Stored rows:
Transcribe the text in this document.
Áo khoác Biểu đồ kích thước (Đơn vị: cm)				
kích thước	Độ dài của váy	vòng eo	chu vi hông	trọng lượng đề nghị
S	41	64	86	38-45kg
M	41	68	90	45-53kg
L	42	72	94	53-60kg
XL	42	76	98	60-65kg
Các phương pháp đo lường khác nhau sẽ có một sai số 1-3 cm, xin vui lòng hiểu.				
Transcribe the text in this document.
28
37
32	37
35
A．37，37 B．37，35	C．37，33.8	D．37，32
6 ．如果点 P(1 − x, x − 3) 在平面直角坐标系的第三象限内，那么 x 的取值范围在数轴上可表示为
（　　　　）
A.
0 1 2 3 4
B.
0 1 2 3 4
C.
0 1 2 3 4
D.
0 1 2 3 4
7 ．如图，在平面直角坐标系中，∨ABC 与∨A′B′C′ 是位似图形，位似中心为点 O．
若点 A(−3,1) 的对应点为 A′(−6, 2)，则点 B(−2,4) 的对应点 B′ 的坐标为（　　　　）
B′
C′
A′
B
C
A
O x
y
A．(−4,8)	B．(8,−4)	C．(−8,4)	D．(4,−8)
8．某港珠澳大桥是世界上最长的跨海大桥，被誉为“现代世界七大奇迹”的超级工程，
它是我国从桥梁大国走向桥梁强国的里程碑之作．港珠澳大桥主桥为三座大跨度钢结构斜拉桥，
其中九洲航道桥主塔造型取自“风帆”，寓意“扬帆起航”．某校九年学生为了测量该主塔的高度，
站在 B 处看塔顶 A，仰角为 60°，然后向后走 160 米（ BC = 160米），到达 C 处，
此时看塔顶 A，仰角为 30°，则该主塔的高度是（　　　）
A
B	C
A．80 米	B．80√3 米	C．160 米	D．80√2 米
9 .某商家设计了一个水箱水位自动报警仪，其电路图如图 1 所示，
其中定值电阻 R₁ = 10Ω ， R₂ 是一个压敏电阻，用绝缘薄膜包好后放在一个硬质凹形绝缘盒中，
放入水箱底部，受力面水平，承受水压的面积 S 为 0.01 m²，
---
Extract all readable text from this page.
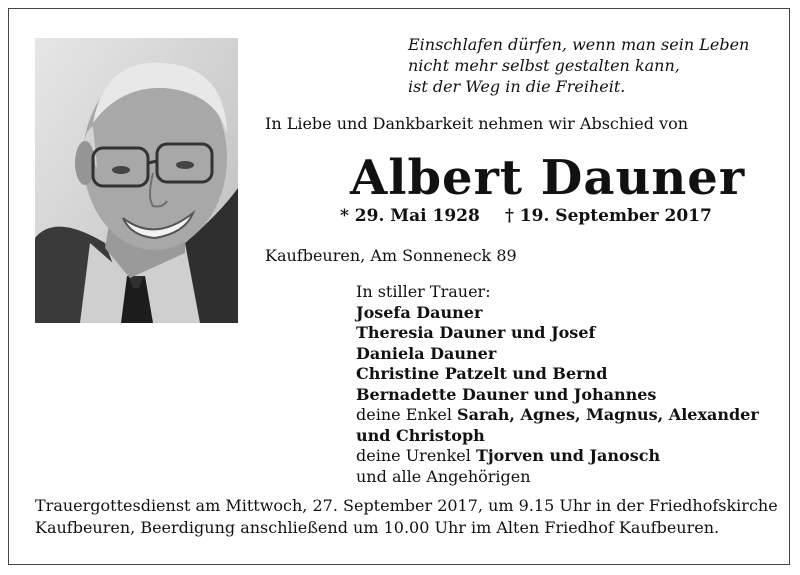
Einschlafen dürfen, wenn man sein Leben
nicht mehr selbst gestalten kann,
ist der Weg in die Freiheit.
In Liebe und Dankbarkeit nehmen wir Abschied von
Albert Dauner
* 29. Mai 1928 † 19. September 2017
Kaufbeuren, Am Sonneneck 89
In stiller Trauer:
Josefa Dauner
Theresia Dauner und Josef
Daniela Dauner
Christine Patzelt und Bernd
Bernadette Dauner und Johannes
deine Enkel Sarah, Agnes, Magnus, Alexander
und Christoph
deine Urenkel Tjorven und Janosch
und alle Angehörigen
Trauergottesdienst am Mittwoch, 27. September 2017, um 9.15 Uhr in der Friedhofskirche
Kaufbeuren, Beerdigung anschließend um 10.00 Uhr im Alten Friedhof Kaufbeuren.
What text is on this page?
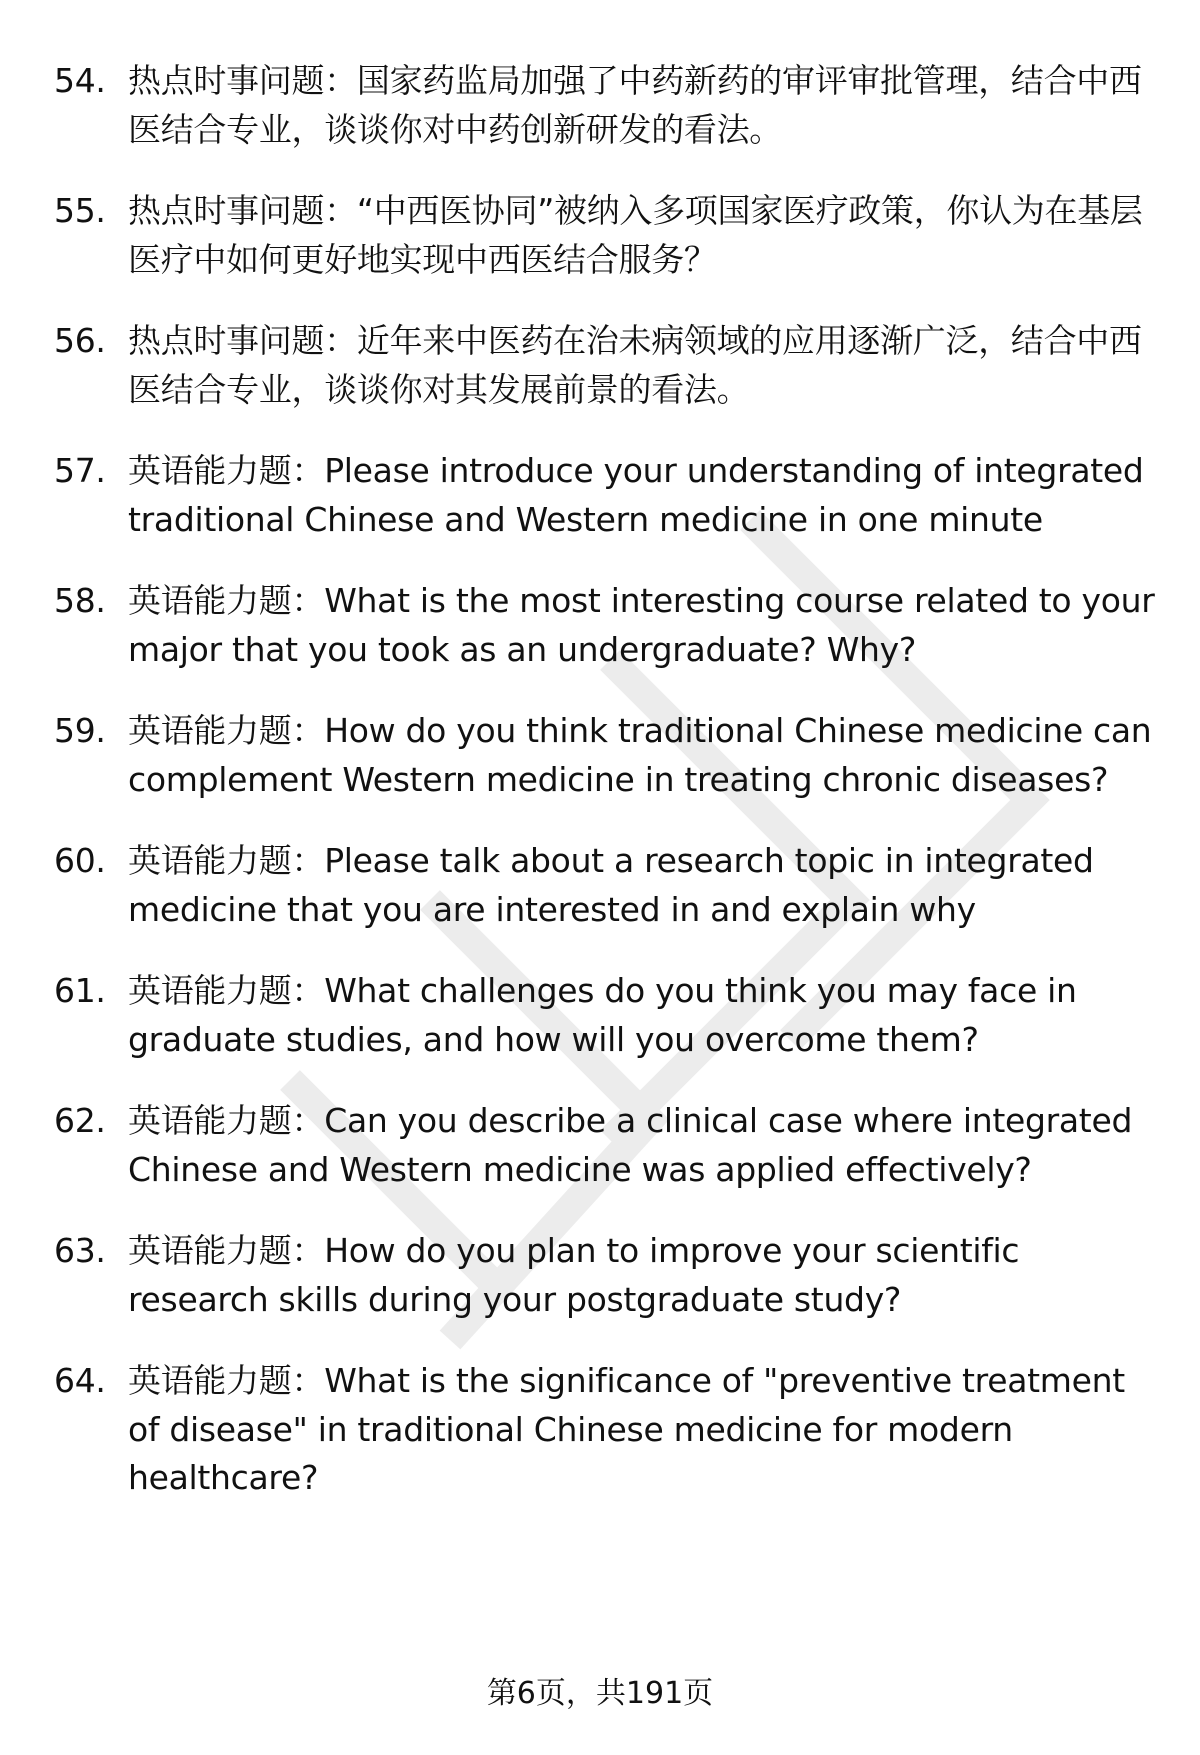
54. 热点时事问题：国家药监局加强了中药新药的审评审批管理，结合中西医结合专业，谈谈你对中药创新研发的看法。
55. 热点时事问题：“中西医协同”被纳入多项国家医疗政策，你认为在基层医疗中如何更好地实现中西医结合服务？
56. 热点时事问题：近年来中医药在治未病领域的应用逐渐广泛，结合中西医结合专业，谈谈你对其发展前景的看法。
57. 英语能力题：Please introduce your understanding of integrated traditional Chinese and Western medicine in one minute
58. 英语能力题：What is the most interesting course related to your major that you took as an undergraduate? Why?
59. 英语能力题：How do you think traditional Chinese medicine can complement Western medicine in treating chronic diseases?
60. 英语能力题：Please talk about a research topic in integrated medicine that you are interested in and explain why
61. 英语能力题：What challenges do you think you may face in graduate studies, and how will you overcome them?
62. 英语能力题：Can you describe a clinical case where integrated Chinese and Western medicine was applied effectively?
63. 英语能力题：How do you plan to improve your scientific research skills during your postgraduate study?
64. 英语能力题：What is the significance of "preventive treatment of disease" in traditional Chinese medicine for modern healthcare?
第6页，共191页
--
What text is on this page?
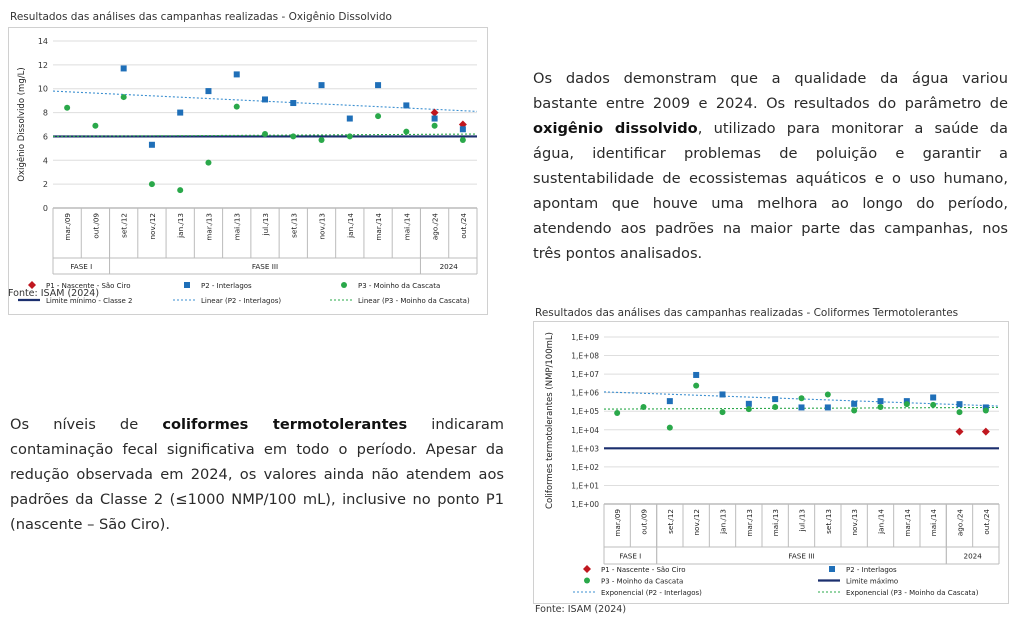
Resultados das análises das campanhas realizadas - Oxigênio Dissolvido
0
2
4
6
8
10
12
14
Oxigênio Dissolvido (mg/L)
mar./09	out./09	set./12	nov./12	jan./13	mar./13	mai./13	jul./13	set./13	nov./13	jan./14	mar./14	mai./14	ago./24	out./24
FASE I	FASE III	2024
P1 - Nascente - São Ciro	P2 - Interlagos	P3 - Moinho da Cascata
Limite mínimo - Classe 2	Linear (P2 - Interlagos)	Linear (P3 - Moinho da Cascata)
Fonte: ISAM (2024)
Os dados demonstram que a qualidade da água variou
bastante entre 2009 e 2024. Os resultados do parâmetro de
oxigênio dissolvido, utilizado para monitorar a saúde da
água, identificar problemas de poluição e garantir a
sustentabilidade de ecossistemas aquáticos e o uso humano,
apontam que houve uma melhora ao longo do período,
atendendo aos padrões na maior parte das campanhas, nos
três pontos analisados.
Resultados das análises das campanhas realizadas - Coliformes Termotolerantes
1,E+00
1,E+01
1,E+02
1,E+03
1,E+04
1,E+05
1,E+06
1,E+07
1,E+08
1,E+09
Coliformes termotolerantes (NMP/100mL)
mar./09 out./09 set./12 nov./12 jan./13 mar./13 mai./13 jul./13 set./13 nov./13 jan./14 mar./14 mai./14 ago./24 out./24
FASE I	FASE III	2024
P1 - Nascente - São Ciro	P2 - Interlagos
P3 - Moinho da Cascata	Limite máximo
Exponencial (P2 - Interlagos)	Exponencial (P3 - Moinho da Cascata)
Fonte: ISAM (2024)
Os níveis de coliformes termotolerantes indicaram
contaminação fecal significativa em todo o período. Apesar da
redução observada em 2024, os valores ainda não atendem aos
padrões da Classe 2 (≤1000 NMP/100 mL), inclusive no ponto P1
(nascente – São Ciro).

Problem description:
Tally the lines in the records above that contain the word "água", and give only that number.

Answer to this exercise:
2